→ **TASK BRIEF**
Copy each line of the entries that contains the word "style".

[Data excerpts]
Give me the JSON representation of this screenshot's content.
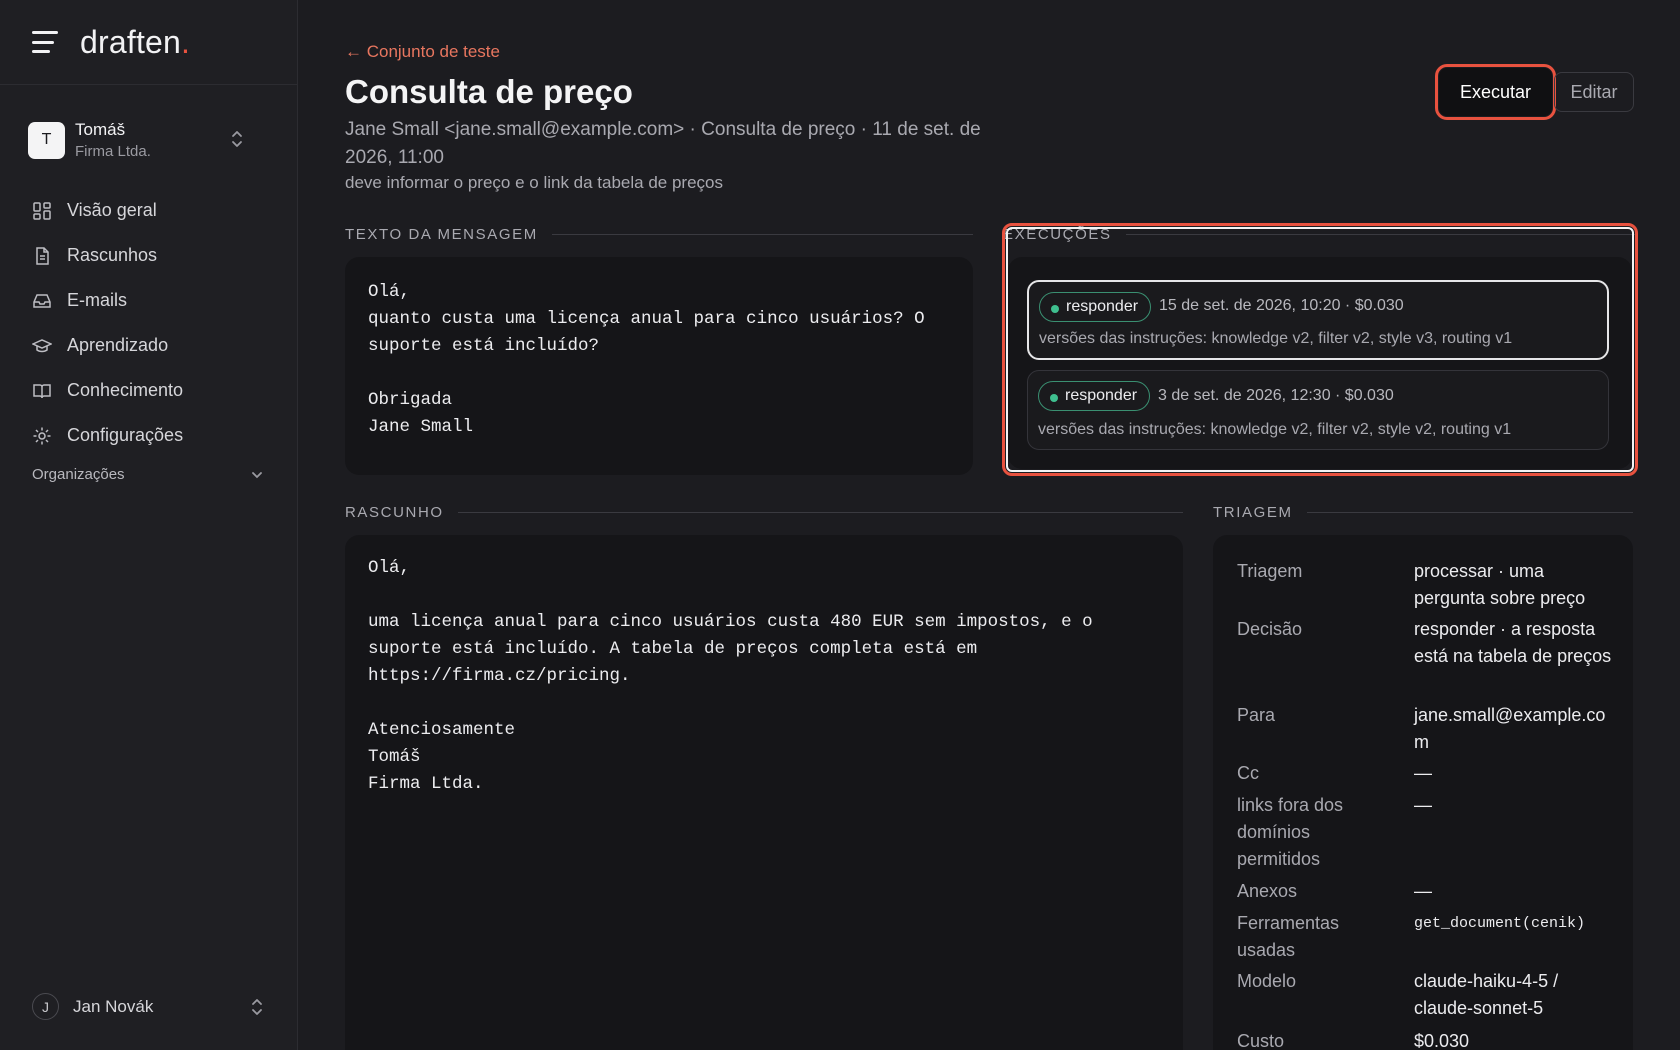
{
  "brand": {
    "name": "draften",
    "dot": "."
  },
  "account": {
    "initial": "T",
    "name": "Tomáš",
    "org": "Firma Ltda."
  },
  "nav": [
    {
      "label": "Visão geral",
      "icon": "dashboard-icon"
    },
    {
      "label": "Rascunhos",
      "icon": "document-icon"
    },
    {
      "label": "E-mails",
      "icon": "inbox-icon"
    },
    {
      "label": "Aprendizado",
      "icon": "graduation-cap-icon"
    },
    {
      "label": "Conhecimento",
      "icon": "book-icon"
    },
    {
      "label": "Configurações",
      "icon": "gear-icon"
    }
  ],
  "organizations_label": "Organizações",
  "user": {
    "initial": "J",
    "name": "Jan Novák"
  },
  "page": {
    "back_label": "← Conjunto de teste",
    "title": "Consulta de preço",
    "subtitle": "Jane Small <jane.small@example.com> · Consulta de preço · 11 de set. de 2026, 11:00",
    "criteria": "deve informar o preço e o link da tabela de preços",
    "run_button": "Executar",
    "edit_button": "Editar"
  },
  "message": {
    "heading": "TEXTO DA MENSAGEM",
    "body": "Olá,\nquanto custa uma licença anual para cinco usuários? O\nsuporte está incluído?\n\nObrigada\nJane Small"
  },
  "runs": {
    "heading": "EXECUÇÕES",
    "items": [
      {
        "badge": "responder",
        "meta": "15 de set. de 2026, 10:20 · $0.030",
        "versions": "versões das instruções: knowledge v2, filter v2, style v3, routing v1",
        "selected": true
      },
      {
        "badge": "responder",
        "meta": "3 de set. de 2026, 12:30 · $0.030",
        "versions": "versões das instruções: knowledge v2, filter v2, style v2, routing v1",
        "selected": false
      }
    ]
  },
  "draft": {
    "heading": "RASCUNHO",
    "body": "Olá,\n\numa licença anual para cinco usuários custa 480 EUR sem impostos, e o\nsuporte está incluído. A tabela de preços completa está em\nhttps://firma.cz/pricing.\n\nAtenciosamente\nTomáš\nFirma Ltda."
  },
  "triage": {
    "heading": "TRIAGEM",
    "rows": [
      {
        "key": "Triagem",
        "value": "processar · uma pergunta sobre preço"
      },
      {
        "key": "Decisão",
        "value": "responder · a resposta está na tabela de preços"
      },
      {
        "key": "Para",
        "value": "jane.small@example.com"
      },
      {
        "key": "Cc",
        "value": "—"
      },
      {
        "key": "links fora dos domínios permitidos",
        "value": "—"
      },
      {
        "key": "Anexos",
        "value": "—"
      },
      {
        "key": "Ferramentas usadas",
        "value": "get_document(cenik)"
      },
      {
        "key": "Modelo",
        "value": "claude-haiku-4-5 / claude-sonnet-5"
      },
      {
        "key": "Custo",
        "value": "$0.030"
      }
    ]
  }
}
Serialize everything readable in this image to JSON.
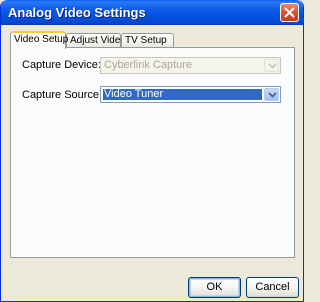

→ **CORRECT ANSWER**
        "versions": "versões das instruções: knowledge v2, filter v2, style v3, routing v1",
        "versions": "versões das instruções: knowledge v2, filter v2, style v2, routing v1",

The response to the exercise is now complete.